* [Instructions for the task]
Reproduce the records below exactly as they appear, omitting any pictures they contain.

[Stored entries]
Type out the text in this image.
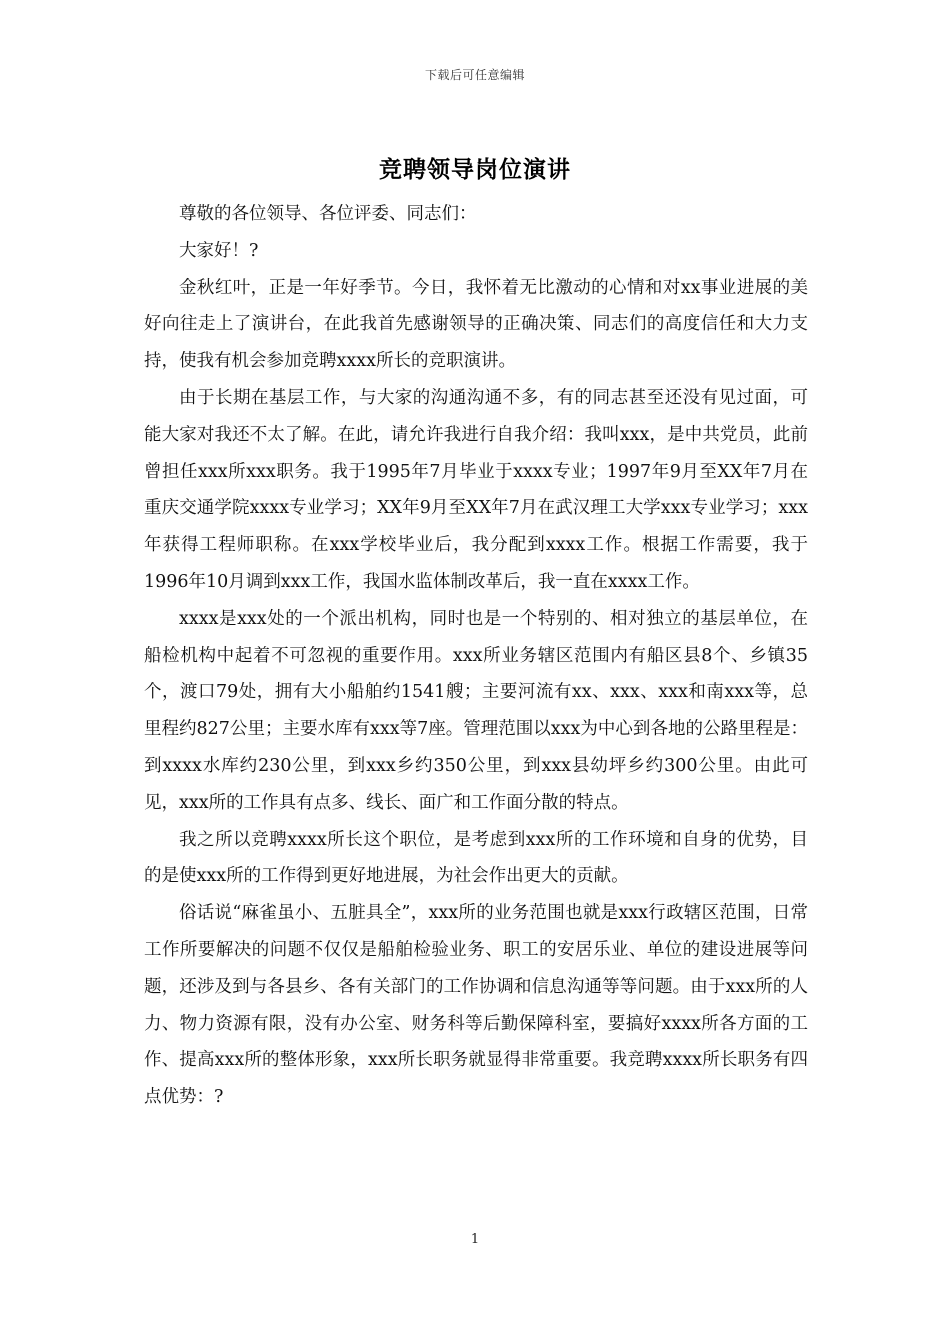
下载后可任意编辑
竞聘领导岗位演讲

尊敬的各位领导、各位评委、同志们：

大家好！?

金秋红叶，正是一年好季节。今日，我怀着无比激动的心情和对xx事业进展的美好向往走上了演讲台，在此我首先感谢领导的正确决策、同志们的高度信任和大力支持，使我有机会参加竞聘xxxx所长的竞职演讲。

由于长期在基层工作，与大家的沟通沟通不多，有的同志甚至还没有见过面，可能大家对我还不太了解。在此，请允许我进行自我介绍：我叫xxx，是中共党员，此前曾担任xxx所xxx职务。我于1995年7月毕业于xxxx专业；1997年9月至XX年7月在重庆交通学院xxxx专业学习；XX年9月至XX年7月在武汉理工大学xxx专业学习；xxx年获得工程师职称。在xxx学校毕业后，我分配到xxxx工作。根据工作需要，我于1996年10月调到xxx工作，我国水监体制改革后，我一直在xxxx工作。

xxxx是xxx处的一个派出机构，同时也是一个特别的、相对独立的基层单位，在船检机构中起着不可忽视的重要作用。xxx所业务辖区范围内有船区县8个、乡镇35个，渡口79处，拥有大小船舶约1541艘；主要河流有xx、xxx、xxx和南xxx等，总里程约827公里；主要水库有xxx等7座。管理范围以xxx为中心到各地的公路里程是：到xxxx水库约230公里，到xxx乡约350公里，到xxx县幼坪乡约300公里。由此可见，xxx所的工作具有点多、线长、面广和工作面分散的特点。

我之所以竞聘xxxx所长这个职位，是考虑到xxx所的工作环境和自身的优势，目的是使xxx所的工作得到更好地进展，为社会作出更大的贡献。

俗话说“麻雀虽小、五脏具全”，xxx所的业务范围也就是xxx行政辖区范围，日常工作所要解决的问题不仅仅是船舶检验业务、职工的安居乐业、单位的建设进展等问题，还涉及到与各县乡、各有关部门的工作协调和信息沟通等等问题。由于xxx所的人力、物力资源有限，没有办公室、财务科等后勤保障科室，要搞好xxxx所各方面的工作、提高xxx所的整体形象，xxx所长职务就显得非常重要。我竞聘xxxx所长职务有四点优势：?

1
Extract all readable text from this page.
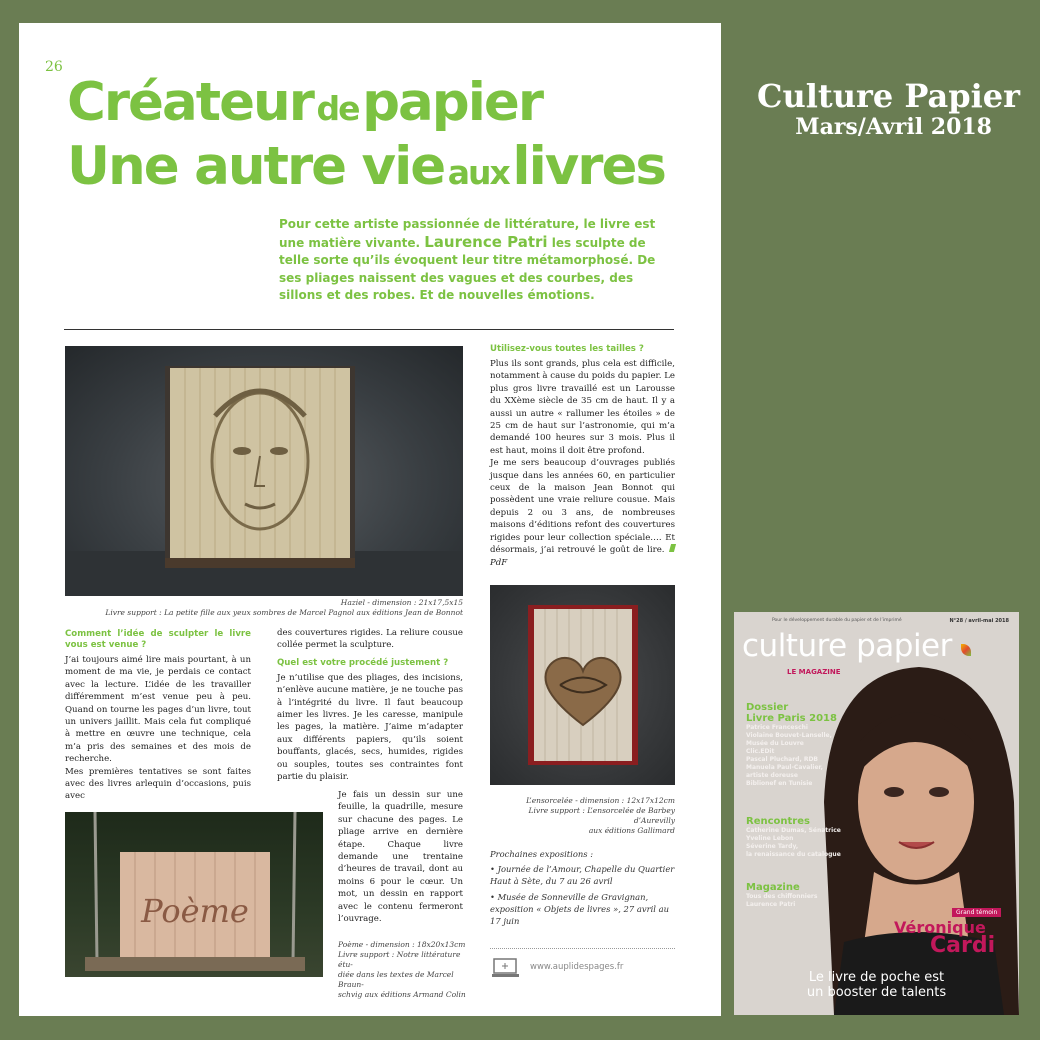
Culture Papier
Mars/Avril 2018
26
Créateur de papier
Une autre vie aux livres
Pour cette artiste passionnée de littérature, le livre est une matière vivante. Laurence Patri les sculpte de telle sorte qu’ils évoquent leur titre métamorphosé. De ses pliages naissent des vagues et des courbes, des sillons et des robes. Et de nouvelles émotions.
Haziel - dimension : 21x17,5x15
Livre support : La petite fille aux yeux sombres de Marcel Pagnol aux éditions Jean de Bonnot
Comment l’idée de sculpter le livre vous est venue ?

J’ai toujours aimé lire mais pourtant, à un moment de ma vie, je perdais ce contact avec la lecture. L’idée de les travailler différemment m’est venue peu à peu. Quand on tourne les pages d’un livre, tout un univers jaillit. Mais cela fut compliqué à mettre en œuvre une technique, cela m’a pris des semaines et des mois de recherche.

Mes premières tentatives se sont faites avec des livres arlequin d’occasions, puis avec

des couvertures rigides. La reliure cousue collée permet la sculpture.

Quel est votre procédé justement ?

Je n’utilise que des pliages, des incisions, n’enlève aucune matière, je ne touche pas à l’intégrité du livre. Il faut beaucoup aimer les livres. Je les caresse, manipule les pages, la matière. J’aime m’adapter aux différents papiers, qu’ils soient bouffants, glacés, secs, humides, rigides ou souples, toutes ses contraintes font partie du plaisir.

Je fais un dessin sur une feuille, la quadrille, mesure sur chacune des pages. Le pliage arrive en dernière étape. Chaque livre demande une trentaine d’heures de travail, dont au moins 6 pour le cœur. Un mot, un dessin en rapport avec le contenu fermeront l’ouvrage.

Poème
Poème - dimension : 18x20x13cm
Livre support : Notre littérature étu-
diée dans les textes de Marcel Braun-
schvig aux éditions Armand Colin
Utilisez-vous toutes les tailles ?

Plus ils sont grands, plus cela est difficile, notamment à cause du poids du papier. Le plus gros livre travaillé est un Larousse du XXème siècle de 35 cm de haut. Il y a aussi un autre « rallumer les étoiles » de 25 cm de haut sur l’astronomie, qui m’a demandé 100 heures sur 3 mois. Plus il est haut, moins il doit être profond.

Je me sers beaucoup d’ouvrages publiés jusque dans les années 60, en particulier ceux de la maison Jean Bonnot qui possèdent une vraie reliure cousue. Mais depuis 2 ou 3 ans, de nombreuses maisons d’éditions refont des couvertures rigides pour leur collection spéciale…. Et désormais, j’ai retrouvé le goût de lire.  PdF

L’ensorcelée - dimension : 12x17x12cm
Livre support : L’ensorcelée de Barbey d’Aurevilly
aux éditions Gallimard
Prochaines expositions :
• Journée de l’Amour, Chapelle du Quartier Haut à Sète, du 7 au 26 avril
• Musée de Sonneville de Gravignan, exposition « Objets de livres », 27 avril au 17 juin
www.auplidespages.fr
Pour le développement durable du papier et de l’imprimé	N°28 / avril-mai 2018
culture papier
LE MAGAZINE
Dossier
Livre Paris 2018
Patrice Franceschi
Violaine Bouvet-Lanselle,
Musée du Louvre
Clic.EDit
Pascal Pluchard, RDB
Manuela Paul-Cavalier,
artiste doreuse
Biblionef en Tunisie
Rencontres
Catherine Dumas, Sénatrice
Yveline Lebon
Séverine Tardy,
la renaissance du catalogue
Magazine
Tous des chiffonniers
Laurence Patri
Grand témoin
Véronique
Cardi
Le livre de poche est
un booster de talents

* [Answer in full]
Type out the text in this image.
下载后可任意编辑
竞聘领导岗位演讲

尊敬的各位领导、各位评委、同志们：

大家好！?

金秋红叶，正是一年好季节。今日，我怀着无比激动的心情和对xx事业进展的美好向往走上了演讲台，在此我首先感谢领导的正确决策、同志们的高度信任和大力支持，使我有机会参加竞聘xxxx所长的竞职演讲。

由于长期在基层工作，与大家的沟通沟通不多，有的同志甚至还没有见过面，可能大家对我还不太了解。在此，请允许我进行自我介绍：我叫xxx，是中共党员，此前曾担任xxx所xxx职务。我于1995年7月毕业于xxxx专业；1997年9月至XX年7月在重庆交通学院xxxx专业学习；XX年9月至XX年7月在武汉理工大学xxx专业学习；xxx年获得工程师职称。在xxx学校毕业后，我分配到xxxx工作。根据工作需要，我于1996年10月调到xxx工作，我国水监体制改革后，我一直在xxxx工作。

xxxx是xxx处的一个派出机构，同时也是一个特别的、相对独立的基层单位，在船检机构中起着不可忽视的重要作用。xxx所业务辖区范围内有船区县8个、乡镇35个，渡口79处，拥有大小船舶约1541艘；主要河流有xx、xxx、xxx和南xxx等，总里程约827公里；主要水库有xxx等7座。管理范围以xxx为中心到各地的公路里程是：到xxxx水库约230公里，到xxx乡约350公里，到xxx县幼坪乡约300公里。由此可见，xxx所的工作具有点多、线长、面广和工作面分散的特点。

我之所以竞聘xxxx所长这个职位，是考虑到xxx所的工作环境和自身的优势，目的是使xxx所的工作得到更好地进展，为社会作出更大的贡献。

俗话说“麻雀虽小、五脏具全”，xxx所的业务范围也就是xxx行政辖区范围，日常工作所要解决的问题不仅仅是船舶检验业务、职工的安居乐业、单位的建设进展等问题，还涉及到与各县乡、各有关部门的工作协调和信息沟通等等问题。由于xxx所的人力、物力资源有限，没有办公室、财务科等后勤保障科室，要搞好xxxx所各方面的工作、提高xxx所的整体形象，xxx所长职务就显得非常重要。我竞聘xxxx所长职务有四点优势：?

1
Extract all readable text from this page.
Culture Papier
Mars/Avril 2018
26
Créateur de papier
Une autre vie aux livres
Pour cette artiste passionnée de littérature, le livre est une matière vivante. Laurence Patri les sculpte de telle sorte qu’ils évoquent leur titre métamorphosé. De ses pliages naissent des vagues et des courbes, des sillons et des robes. Et de nouvelles émotions.
Haziel - dimension : 21x17,5x15
Livre support : La petite fille aux yeux sombres de Marcel Pagnol aux éditions Jean de Bonnot
Comment l’idée de sculpter le livre vous est venue ?

J’ai toujours aimé lire mais pourtant, à un moment de ma vie, je perdais ce contact avec la lecture. L’idée de les travailler différemment m’est venue peu à peu. Quand on tourne les pages d’un livre, tout un univers jaillit. Mais cela fut compliqué à mettre en œuvre une technique, cela m’a pris des semaines et des mois de recherche.

Mes premières tentatives se sont faites avec des livres arlequin d’occasions, puis avec

des couvertures rigides. La reliure cousue collée permet la sculpture.

Quel est votre procédé justement ?

Je n’utilise que des pliages, des incisions, n’enlève aucune matière, je ne touche pas à l’intégrité du livre. Il faut beaucoup aimer les livres. Je les caresse, manipule les pages, la matière. J’aime m’adapter aux différents papiers, qu’ils soient bouffants, glacés, secs, humides, rigides ou souples, toutes ses contraintes font partie du plaisir.

Je fais un dessin sur une feuille, la quadrille, mesure sur chacune des pages. Le pliage arrive en dernière étape. Chaque livre demande une trentaine d’heures de travail, dont au moins 6 pour le cœur. Un mot, un dessin en rapport avec le contenu fermeront l’ouvrage.

Poème
Poème - dimension : 18x20x13cm
Livre support : Notre littérature étu-
diée dans les textes de Marcel Braun-
schvig aux éditions Armand Colin
Utilisez-vous toutes les tailles ?

Plus ils sont grands, plus cela est difficile, notamment à cause du poids du papier. Le plus gros livre travaillé est un Larousse du XXème siècle de 35 cm de haut. Il y a aussi un autre « rallumer les étoiles » de 25 cm de haut sur l’astronomie, qui m’a demandé 100 heures sur 3 mois. Plus il est haut, moins il doit être profond.

Je me sers beaucoup d’ouvrages publiés jusque dans les années 60, en particulier ceux de la maison Jean Bonnot qui possèdent une vraie reliure cousue. Mais depuis 2 ou 3 ans, de nombreuses maisons d’éditions refont des couvertures rigides pour leur collection spéciale…. Et désormais, j’ai retrouvé le goût de lire.  PdF

L’ensorcelée - dimension : 12x17x12cm
Livre support : L’ensorcelée de Barbey d’Aurevilly
aux éditions Gallimard
Prochaines expositions :
• Journée de l’Amour, Chapelle du Quartier Haut à Sète, du 7 au 26 avril
• Musée de Sonneville de Gravignan, exposition « Objets de livres », 27 avril au 17 juin
www.auplidespages.fr
Pour le développement durable du papier et de l’imprimé	N°28 / avril-mai 2018
culture papier
LE MAGAZINE
Dossier
Livre Paris 2018
Patrice Franceschi
Violaine Bouvet-Lanselle,
Musée du Louvre
Clic.EDit
Pascal Pluchard, RDB
Manuela Paul-Cavalier,
artiste doreuse
Biblionef en Tunisie
Rencontres
Catherine Dumas, Sénatrice
Yveline Lebon
Séverine Tardy,
la renaissance du catalogue
Magazine
Tous des chiffonniers
Laurence Patri
Grand témoin
Véronique
Cardi
Le livre de poche est
un booster de talents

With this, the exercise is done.